Problem details: Below are entries. Pull out all lines containing "arpeggiated".

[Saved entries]
--------------------------------

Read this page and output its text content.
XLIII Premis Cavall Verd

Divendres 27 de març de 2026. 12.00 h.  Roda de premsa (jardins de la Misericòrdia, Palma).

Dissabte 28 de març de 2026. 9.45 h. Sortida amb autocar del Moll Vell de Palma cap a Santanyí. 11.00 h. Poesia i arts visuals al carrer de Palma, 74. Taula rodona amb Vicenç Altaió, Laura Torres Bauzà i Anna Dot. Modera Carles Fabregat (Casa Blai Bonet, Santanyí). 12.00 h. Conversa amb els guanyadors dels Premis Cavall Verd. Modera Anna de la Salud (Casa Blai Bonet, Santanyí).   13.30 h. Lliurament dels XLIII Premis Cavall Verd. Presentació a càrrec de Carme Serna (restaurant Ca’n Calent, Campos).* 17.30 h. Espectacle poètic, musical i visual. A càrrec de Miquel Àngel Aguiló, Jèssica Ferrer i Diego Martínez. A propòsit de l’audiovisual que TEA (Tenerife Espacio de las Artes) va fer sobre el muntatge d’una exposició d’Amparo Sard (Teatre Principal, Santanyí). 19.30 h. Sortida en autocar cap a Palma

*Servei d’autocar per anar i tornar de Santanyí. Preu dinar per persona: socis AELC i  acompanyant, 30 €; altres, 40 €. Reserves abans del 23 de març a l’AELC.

--------------------------------

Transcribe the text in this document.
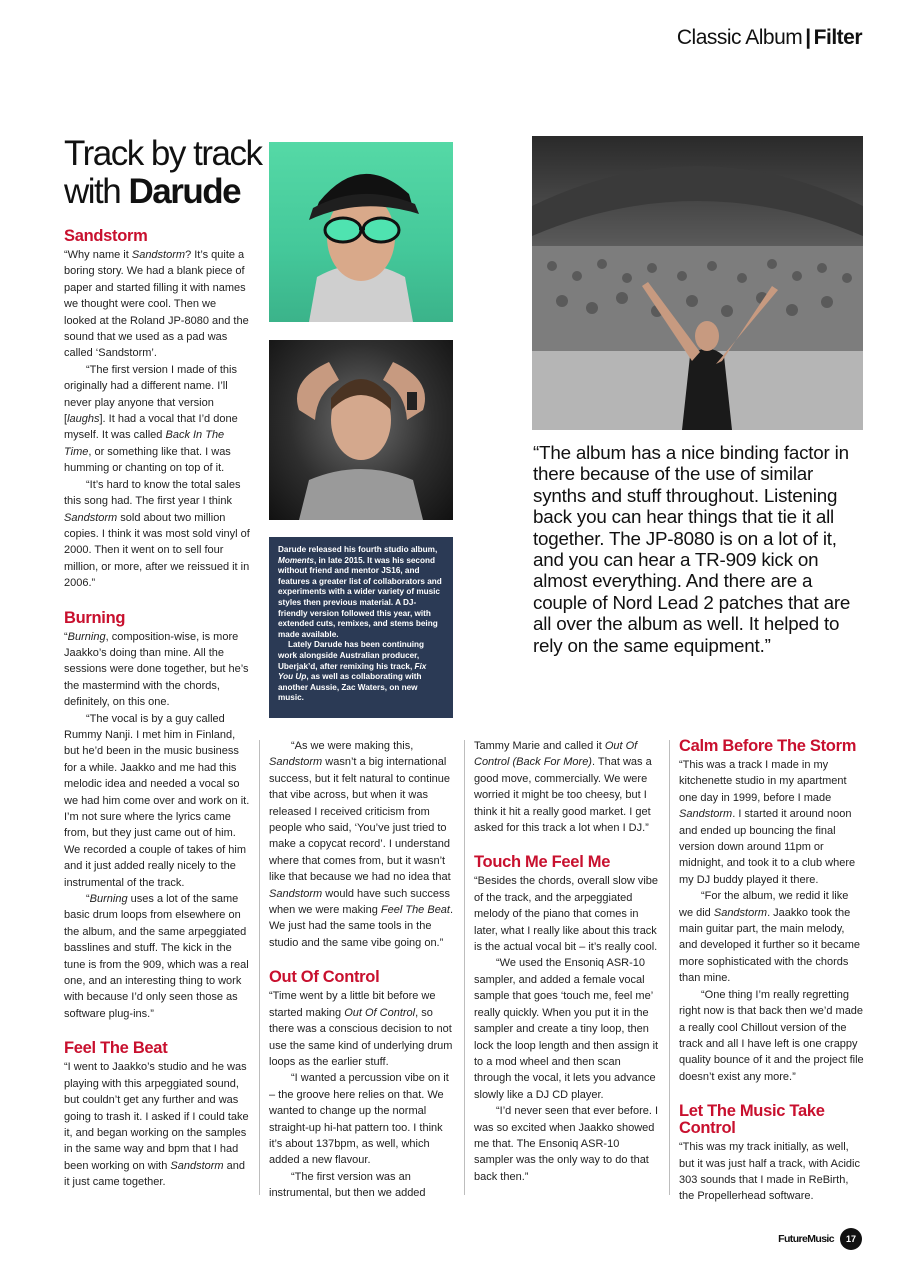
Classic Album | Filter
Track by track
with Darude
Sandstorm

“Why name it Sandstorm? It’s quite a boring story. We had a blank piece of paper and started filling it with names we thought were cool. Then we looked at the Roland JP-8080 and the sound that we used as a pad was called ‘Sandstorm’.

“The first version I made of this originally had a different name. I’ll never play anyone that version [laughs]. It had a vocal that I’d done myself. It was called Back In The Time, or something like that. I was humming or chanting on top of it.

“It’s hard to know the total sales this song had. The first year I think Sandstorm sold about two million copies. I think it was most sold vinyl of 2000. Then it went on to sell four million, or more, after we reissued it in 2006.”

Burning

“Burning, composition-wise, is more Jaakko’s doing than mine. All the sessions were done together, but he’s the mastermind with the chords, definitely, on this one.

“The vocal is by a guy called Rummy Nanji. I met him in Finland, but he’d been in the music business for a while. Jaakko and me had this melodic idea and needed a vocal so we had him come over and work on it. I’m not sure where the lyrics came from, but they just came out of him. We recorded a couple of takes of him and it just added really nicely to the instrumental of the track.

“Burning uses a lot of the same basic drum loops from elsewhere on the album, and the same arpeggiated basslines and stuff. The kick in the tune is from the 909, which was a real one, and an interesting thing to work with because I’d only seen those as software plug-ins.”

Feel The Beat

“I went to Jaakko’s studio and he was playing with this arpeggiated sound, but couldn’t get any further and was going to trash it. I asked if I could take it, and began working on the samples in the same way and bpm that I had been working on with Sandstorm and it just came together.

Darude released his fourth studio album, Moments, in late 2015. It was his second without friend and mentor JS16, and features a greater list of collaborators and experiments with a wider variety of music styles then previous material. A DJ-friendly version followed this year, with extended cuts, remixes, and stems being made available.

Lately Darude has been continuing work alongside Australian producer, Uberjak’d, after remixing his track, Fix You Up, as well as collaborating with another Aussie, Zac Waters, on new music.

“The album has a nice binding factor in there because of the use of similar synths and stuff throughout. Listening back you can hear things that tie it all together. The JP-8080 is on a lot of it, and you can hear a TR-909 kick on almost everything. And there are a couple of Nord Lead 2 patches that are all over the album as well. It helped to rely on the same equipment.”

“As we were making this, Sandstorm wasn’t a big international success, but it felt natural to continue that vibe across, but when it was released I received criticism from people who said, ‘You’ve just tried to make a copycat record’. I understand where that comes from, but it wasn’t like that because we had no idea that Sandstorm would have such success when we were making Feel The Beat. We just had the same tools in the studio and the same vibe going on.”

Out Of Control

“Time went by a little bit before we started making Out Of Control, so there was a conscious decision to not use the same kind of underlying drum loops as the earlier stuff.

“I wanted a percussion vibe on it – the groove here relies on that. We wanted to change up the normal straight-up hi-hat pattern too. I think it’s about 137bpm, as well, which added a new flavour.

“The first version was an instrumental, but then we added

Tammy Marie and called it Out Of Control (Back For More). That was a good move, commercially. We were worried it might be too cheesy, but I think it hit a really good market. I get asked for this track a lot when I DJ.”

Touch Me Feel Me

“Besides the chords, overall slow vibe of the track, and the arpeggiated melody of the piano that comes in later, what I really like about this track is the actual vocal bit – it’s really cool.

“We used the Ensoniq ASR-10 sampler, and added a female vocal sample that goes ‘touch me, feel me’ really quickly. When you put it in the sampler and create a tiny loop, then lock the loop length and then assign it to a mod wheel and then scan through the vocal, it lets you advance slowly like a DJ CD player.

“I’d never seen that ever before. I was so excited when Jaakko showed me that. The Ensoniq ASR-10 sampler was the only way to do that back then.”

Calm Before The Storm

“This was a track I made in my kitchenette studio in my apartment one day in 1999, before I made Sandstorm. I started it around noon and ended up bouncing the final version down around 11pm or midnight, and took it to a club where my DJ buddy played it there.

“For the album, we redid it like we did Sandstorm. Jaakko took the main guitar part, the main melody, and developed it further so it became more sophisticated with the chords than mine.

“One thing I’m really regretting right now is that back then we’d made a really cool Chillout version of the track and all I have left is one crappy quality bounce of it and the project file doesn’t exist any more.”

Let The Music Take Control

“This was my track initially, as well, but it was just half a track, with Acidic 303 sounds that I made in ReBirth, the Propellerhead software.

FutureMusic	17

--------------------------------

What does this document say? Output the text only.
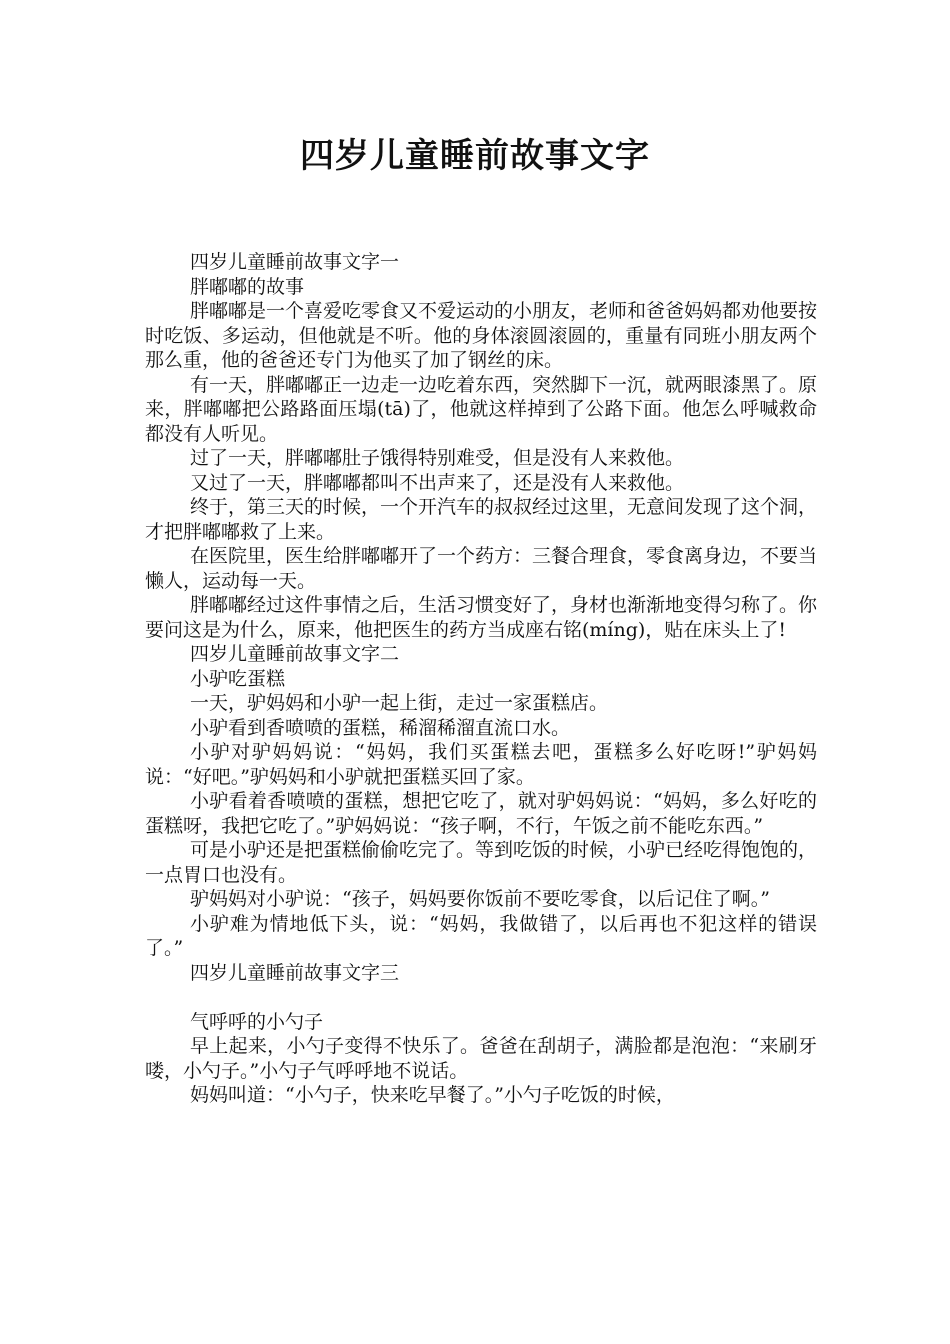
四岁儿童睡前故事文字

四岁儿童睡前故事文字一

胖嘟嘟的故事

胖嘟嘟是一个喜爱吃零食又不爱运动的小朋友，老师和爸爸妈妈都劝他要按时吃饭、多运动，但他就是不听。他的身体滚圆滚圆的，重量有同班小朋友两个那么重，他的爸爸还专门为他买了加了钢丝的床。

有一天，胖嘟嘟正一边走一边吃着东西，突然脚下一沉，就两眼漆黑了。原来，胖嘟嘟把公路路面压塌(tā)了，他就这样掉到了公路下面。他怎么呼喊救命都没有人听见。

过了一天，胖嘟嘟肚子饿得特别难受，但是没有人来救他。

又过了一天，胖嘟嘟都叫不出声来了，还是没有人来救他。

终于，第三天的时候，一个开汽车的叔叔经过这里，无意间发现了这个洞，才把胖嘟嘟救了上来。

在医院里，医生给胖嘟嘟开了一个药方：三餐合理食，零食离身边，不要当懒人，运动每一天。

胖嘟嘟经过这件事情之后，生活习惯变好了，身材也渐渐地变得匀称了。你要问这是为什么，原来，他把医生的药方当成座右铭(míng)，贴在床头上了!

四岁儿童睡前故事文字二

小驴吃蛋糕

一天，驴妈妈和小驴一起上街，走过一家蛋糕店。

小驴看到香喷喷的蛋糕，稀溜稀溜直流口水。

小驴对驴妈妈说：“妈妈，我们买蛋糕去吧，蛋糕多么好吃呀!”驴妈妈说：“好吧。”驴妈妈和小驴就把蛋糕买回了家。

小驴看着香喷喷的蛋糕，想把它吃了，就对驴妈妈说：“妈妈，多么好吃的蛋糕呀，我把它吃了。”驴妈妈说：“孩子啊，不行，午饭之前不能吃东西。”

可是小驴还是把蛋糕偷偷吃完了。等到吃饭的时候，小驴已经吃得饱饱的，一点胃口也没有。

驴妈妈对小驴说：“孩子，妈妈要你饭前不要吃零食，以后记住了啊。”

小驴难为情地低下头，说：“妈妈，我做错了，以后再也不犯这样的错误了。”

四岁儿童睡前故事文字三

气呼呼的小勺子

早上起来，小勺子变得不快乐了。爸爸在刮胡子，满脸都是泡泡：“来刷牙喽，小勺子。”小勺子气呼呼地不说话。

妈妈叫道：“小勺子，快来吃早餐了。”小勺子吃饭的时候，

--------------------------------

Correct response:
“Burning uses a lot of the same basic drum loops from elsewhere on the album, and the same arpeggiated basslines and stuff. The kick in the tune is from the 909, which was a real one, and an interesting thing to work with because I’d only seen those as software plug-ins.”
“I went to Jaakko’s studio and he was playing with this arpeggiated sound, but couldn’t get any further and was going to trash it. I asked if I could take it, and began working on the samples in the same way and bpm that I had been working on with Sandstorm and it just came together.
“Besides the chords, overall slow vibe of the track, and the arpeggiated melody of the piano that comes in later, what I really like about this track is the actual vocal bit – it’s really cool.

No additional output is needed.